## TASK TO CARRY OUT
Narrow the data below down to the lines containing "range".
::::
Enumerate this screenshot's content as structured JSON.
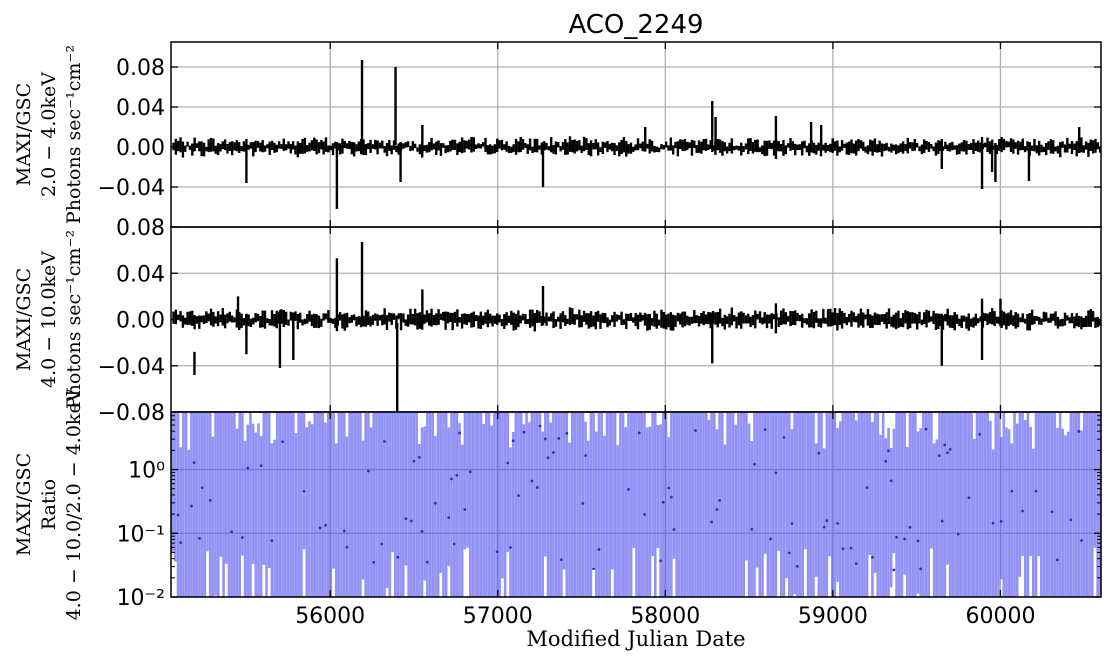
{
  "chart_data": [
    {
      "type": "scatter",
      "panel": "top",
      "title": "ACO_2249",
      "ylabel_lines": [
        "MAXI/GSC",
        "2.0 − 4.0keV",
        "Photons sec⁻¹cm⁻²"
      ],
      "xlim": [
        55050,
        60600
      ],
      "ylim": [
        -0.08,
        0.105
      ],
      "yticks": [
        -0.04,
        0.0,
        0.04,
        0.08
      ],
      "ytick_labels": [
        "−0.04",
        "0.00",
        "0.04",
        "0.08"
      ],
      "grid": true,
      "error_bars": [
        {
          "x": 55500,
          "y": 0.0,
          "lo": -0.036,
          "hi": 0.008
        },
        {
          "x": 56040,
          "y": -0.01,
          "lo": -0.062,
          "hi": 0.005
        },
        {
          "x": 56190,
          "y": 0.01,
          "lo": -0.002,
          "hi": 0.087
        },
        {
          "x": 56390,
          "y": 0.01,
          "lo": 0.002,
          "hi": 0.08
        },
        {
          "x": 56420,
          "y": 0.0,
          "lo": -0.035,
          "hi": 0.005
        },
        {
          "x": 56550,
          "y": 0.0,
          "lo": -0.006,
          "hi": 0.022
        },
        {
          "x": 57270,
          "y": 0.0,
          "lo": -0.04,
          "hi": 0.005
        },
        {
          "x": 57880,
          "y": 0.0,
          "lo": -0.004,
          "hi": 0.02
        },
        {
          "x": 58280,
          "y": 0.01,
          "lo": -0.005,
          "hi": 0.046
        },
        {
          "x": 58300,
          "y": 0.0,
          "lo": -0.003,
          "hi": 0.03
        },
        {
          "x": 58660,
          "y": 0.0,
          "lo": -0.012,
          "hi": 0.031
        },
        {
          "x": 58870,
          "y": 0.0,
          "lo": -0.005,
          "hi": 0.025
        },
        {
          "x": 58930,
          "y": 0.0,
          "lo": -0.004,
          "hi": 0.022
        },
        {
          "x": 59650,
          "y": 0.0,
          "lo": -0.022,
          "hi": 0.008
        },
        {
          "x": 59890,
          "y": 0.0,
          "lo": -0.042,
          "hi": 0.01
        },
        {
          "x": 59950,
          "y": 0.0,
          "lo": -0.025,
          "hi": 0.005
        },
        {
          "x": 59970,
          "y": 0.0,
          "lo": -0.035,
          "hi": 0.004
        },
        {
          "x": 60170,
          "y": 0.0,
          "lo": -0.034,
          "hi": 0.004
        },
        {
          "x": 60470,
          "y": 0.0,
          "lo": -0.006,
          "hi": 0.02
        }
      ]
    },
    {
      "type": "scatter",
      "panel": "middle",
      "ylabel_lines": [
        "MAXI/GSC",
        "4.0 − 10.0keV",
        "Photons sec⁻¹cm⁻²"
      ],
      "xlim": [
        55050,
        60600
      ],
      "ylim": [
        -0.08,
        0.08
      ],
      "yticks": [
        -0.08,
        -0.04,
        0.0,
        0.04,
        0.08
      ],
      "ytick_labels": [
        "−0.08",
        "−0.04",
        "0.00",
        "0.04",
        "0.08"
      ],
      "grid": true,
      "error_bars": [
        {
          "x": 55190,
          "y": -0.04,
          "lo": -0.048,
          "hi": -0.028
        },
        {
          "x": 55450,
          "y": 0.0,
          "lo": -0.006,
          "hi": 0.02
        },
        {
          "x": 55500,
          "y": 0.0,
          "lo": -0.03,
          "hi": 0.005
        },
        {
          "x": 55700,
          "y": 0.0,
          "lo": -0.042,
          "hi": 0.008
        },
        {
          "x": 55780,
          "y": 0.0,
          "lo": -0.035,
          "hi": 0.005
        },
        {
          "x": 56040,
          "y": 0.02,
          "lo": -0.01,
          "hi": 0.053
        },
        {
          "x": 56190,
          "y": 0.03,
          "lo": -0.002,
          "hi": 0.067
        },
        {
          "x": 56400,
          "y": -0.04,
          "lo": -0.08,
          "hi": -0.003
        },
        {
          "x": 56550,
          "y": 0.0,
          "lo": -0.005,
          "hi": 0.026
        },
        {
          "x": 57270,
          "y": 0.01,
          "lo": -0.005,
          "hi": 0.029
        },
        {
          "x": 58280,
          "y": 0.0,
          "lo": -0.038,
          "hi": 0.005
        },
        {
          "x": 58660,
          "y": 0.0,
          "lo": -0.012,
          "hi": 0.014
        },
        {
          "x": 59650,
          "y": 0.0,
          "lo": -0.04,
          "hi": 0.005
        },
        {
          "x": 59890,
          "y": 0.0,
          "lo": -0.035,
          "hi": 0.018
        },
        {
          "x": 60000,
          "y": 0.0,
          "lo": -0.006,
          "hi": 0.018
        }
      ]
    },
    {
      "type": "scatter",
      "panel": "bottom",
      "ylabel_lines": [
        "MAXI/GSC",
        "Ratio",
        "4.0 − 10.0/2.0 − 4.0keV"
      ],
      "xlabel": "Modified Julian Date",
      "xlim": [
        55050,
        60600
      ],
      "xticks": [
        56000,
        57000,
        58000,
        59000,
        60000
      ],
      "xtick_labels": [
        "56000",
        "57000",
        "58000",
        "59000",
        "60000"
      ],
      "yscale": "log",
      "ylim": [
        0.01,
        8
      ],
      "yticks": [
        0.01,
        0.1,
        1
      ],
      "ytick_labels": [
        "10⁻²",
        "10⁻¹",
        "10⁰"
      ],
      "grid": true,
      "series_color": "#5050f0",
      "note_values": "dense ratio error bars spanning nearly the full y range at ~30-day cadence"
    }
  ]
}
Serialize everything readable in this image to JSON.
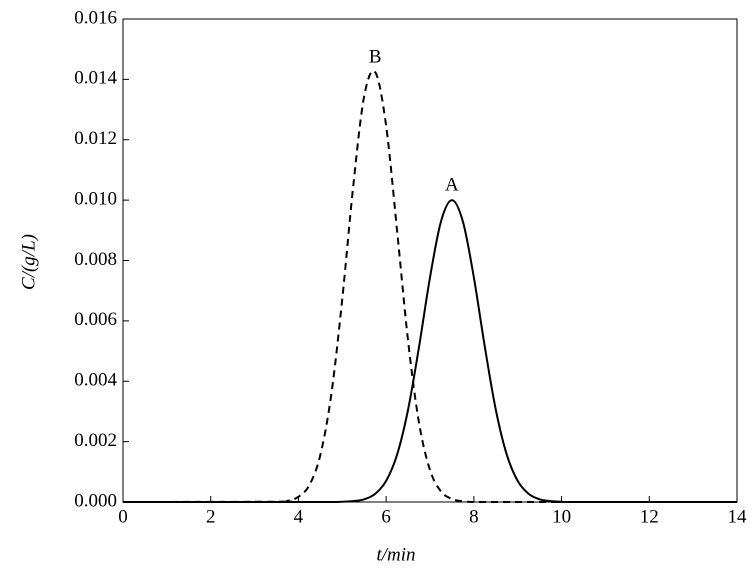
{
  "chart_data": {
    "type": "line",
    "xlabel": "t/min",
    "ylabel": "C/(g/L)",
    "x": [
      0,
      3.5,
      3.75,
      4,
      4.25,
      4.5,
      4.75,
      5,
      5.25,
      5.5,
      5.75,
      6,
      6.25,
      6.5,
      6.75,
      7,
      7.25,
      7.5,
      7.75,
      8,
      8.25,
      8.5,
      8.75,
      9,
      9.25,
      9.5,
      9.75,
      10,
      10.25,
      14
    ],
    "series": [
      {
        "name": "A",
        "color": "#000000",
        "line_style": "solid",
        "values": [
          0,
          0,
          0,
          0,
          0,
          0,
          0,
          1e-05,
          3e-05,
          9e-05,
          0.00027,
          0.0007,
          0.00157,
          0.00306,
          0.00514,
          0.00744,
          0.00929,
          0.01,
          0.00929,
          0.00744,
          0.00514,
          0.00306,
          0.00157,
          0.0007,
          0.00027,
          9e-05,
          3e-05,
          1e-05,
          0,
          0
        ]
      },
      {
        "name": "B",
        "color": "#000000",
        "line_style": "dashed",
        "values": [
          0,
          1e-05,
          4e-05,
          0.00017,
          0.00056,
          0.00156,
          0.00357,
          0.00673,
          0.01047,
          0.01345,
          0.01424,
          0.01246,
          0.00898,
          0.00534,
          0.00262,
          0.00106,
          0.00035,
          0.0001,
          2e-05,
          0,
          0,
          0,
          0,
          0,
          0,
          0,
          0,
          0,
          0,
          0
        ]
      }
    ],
    "xlim": [
      0,
      14
    ],
    "xticks": [
      0,
      2,
      4,
      6,
      8,
      10,
      12,
      14
    ],
    "ylim": [
      0,
      0.016
    ],
    "yticks": [
      {
        "value": 0,
        "label": "0.000"
      },
      {
        "value": 0.002,
        "label": "0.002"
      },
      {
        "value": 0.004,
        "label": "0.004"
      },
      {
        "value": 0.006,
        "label": "0.006"
      },
      {
        "value": 0.008,
        "label": "0.008"
      },
      {
        "value": 0.01,
        "label": "0.010"
      },
      {
        "value": 0.012,
        "label": "0.012"
      },
      {
        "value": 0.014,
        "label": "0.014"
      },
      {
        "value": 0.016,
        "label": "0.016"
      }
    ],
    "grid": false
  }
}
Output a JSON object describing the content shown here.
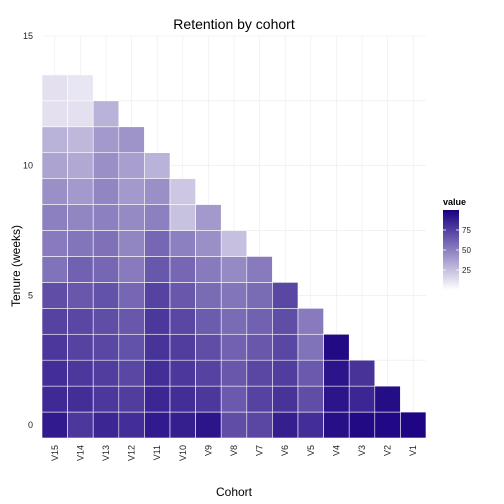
{
  "chart_data": {
    "type": "heatmap",
    "title": "Retention by cohort",
    "xlabel": "Cohort",
    "ylabel": "Tenure (weeks)",
    "x_categories": [
      "V15",
      "V14",
      "V13",
      "V12",
      "V11",
      "V10",
      "V9",
      "V8",
      "V7",
      "V6",
      "V5",
      "V4",
      "V3",
      "V2",
      "V1"
    ],
    "y_ticks": [
      0,
      5,
      10,
      15
    ],
    "ylim": [
      -0.5,
      15
    ],
    "grid": true,
    "legend": {
      "title": "value",
      "ticks": [
        25,
        50,
        75
      ],
      "range": [
        0,
        100
      ],
      "low_color": "#ffffff",
      "high_color": "#1a0080",
      "position": "right"
    },
    "values": [
      [
        90,
        78,
        85,
        82,
        90,
        88,
        92,
        70,
        72,
        88,
        82,
        94,
        96,
        97,
        98
      ],
      [
        84,
        82,
        78,
        76,
        85,
        82,
        78,
        65,
        74,
        80,
        70,
        92,
        85,
        95
      ],
      [
        82,
        78,
        76,
        72,
        82,
        78,
        74,
        66,
        72,
        76,
        65,
        92,
        80
      ],
      [
        78,
        74,
        72,
        68,
        80,
        76,
        70,
        62,
        66,
        72,
        55,
        96
      ],
      [
        74,
        72,
        70,
        66,
        78,
        72,
        64,
        58,
        62,
        70,
        52
      ],
      [
        70,
        66,
        68,
        60,
        74,
        66,
        58,
        54,
        58,
        72
      ],
      [
        55,
        62,
        60,
        52,
        66,
        60,
        52,
        46,
        52
      ],
      [
        52,
        54,
        56,
        48,
        60,
        50,
        44,
        25
      ],
      [
        50,
        48,
        50,
        46,
        50,
        24,
        40
      ],
      [
        44,
        40,
        48,
        40,
        44,
        22
      ],
      [
        36,
        34,
        44,
        38,
        30
      ],
      [
        30,
        28,
        40,
        42
      ],
      [
        12,
        12,
        30
      ],
      [
        12,
        10
      ]
    ]
  }
}
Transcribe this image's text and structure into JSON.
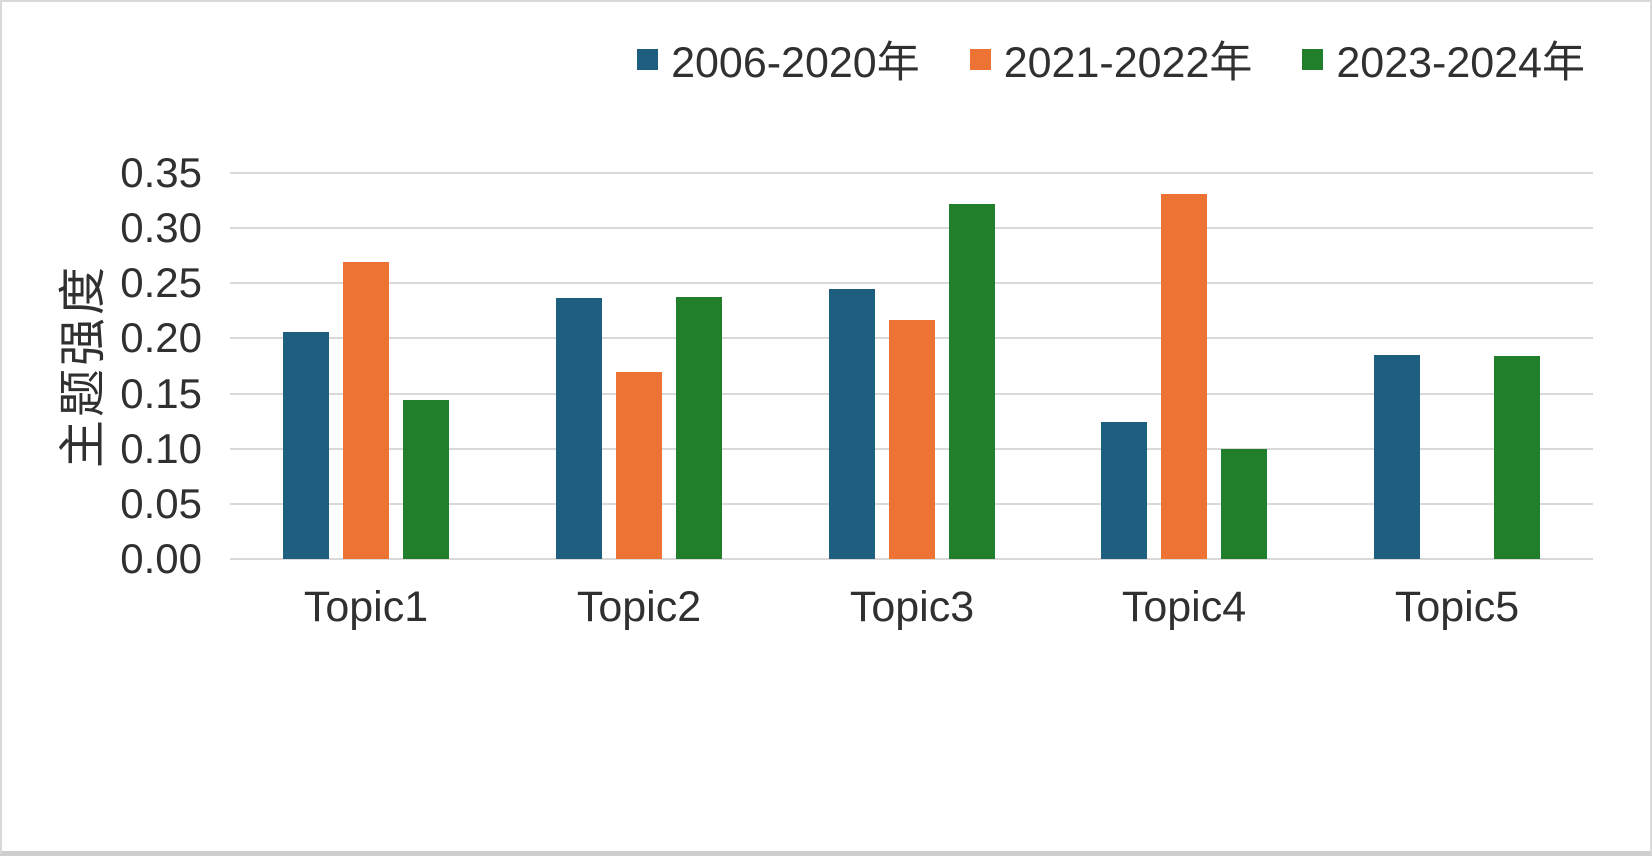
{
  "chart_data": {
    "type": "bar",
    "title": "",
    "xlabel": "",
    "ylabel": "主题强度",
    "categories": [
      "Topic1",
      "Topic2",
      "Topic3",
      "Topic4",
      "Topic5"
    ],
    "series": [
      {
        "name": "2006-2020年",
        "color": "#1E5E7E",
        "values": [
          0.206,
          0.237,
          0.245,
          0.124,
          0.185
        ]
      },
      {
        "name": "2021-2022年",
        "color": "#ED7334",
        "values": [
          0.269,
          0.17,
          0.217,
          0.331,
          0
        ]
      },
      {
        "name": "2023-2024年",
        "color": "#217F2B",
        "values": [
          0.144,
          0.238,
          0.322,
          0.1,
          0.184
        ]
      }
    ],
    "ylim": [
      0,
      0.35
    ],
    "ytick_step": 0.05,
    "ytick_labels": [
      "0.00",
      "0.05",
      "0.10",
      "0.15",
      "0.20",
      "0.25",
      "0.30",
      "0.35"
    ],
    "grid": true,
    "legend_position": "top-right",
    "gridline_color": "#d9d9d9",
    "text_color": "#303030",
    "background_color": "#ffffff"
  }
}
::::
## RESULT
      "note_values": "dense ratio error bars spanning nearly the full y range at ~30-day cadence"
      "range": [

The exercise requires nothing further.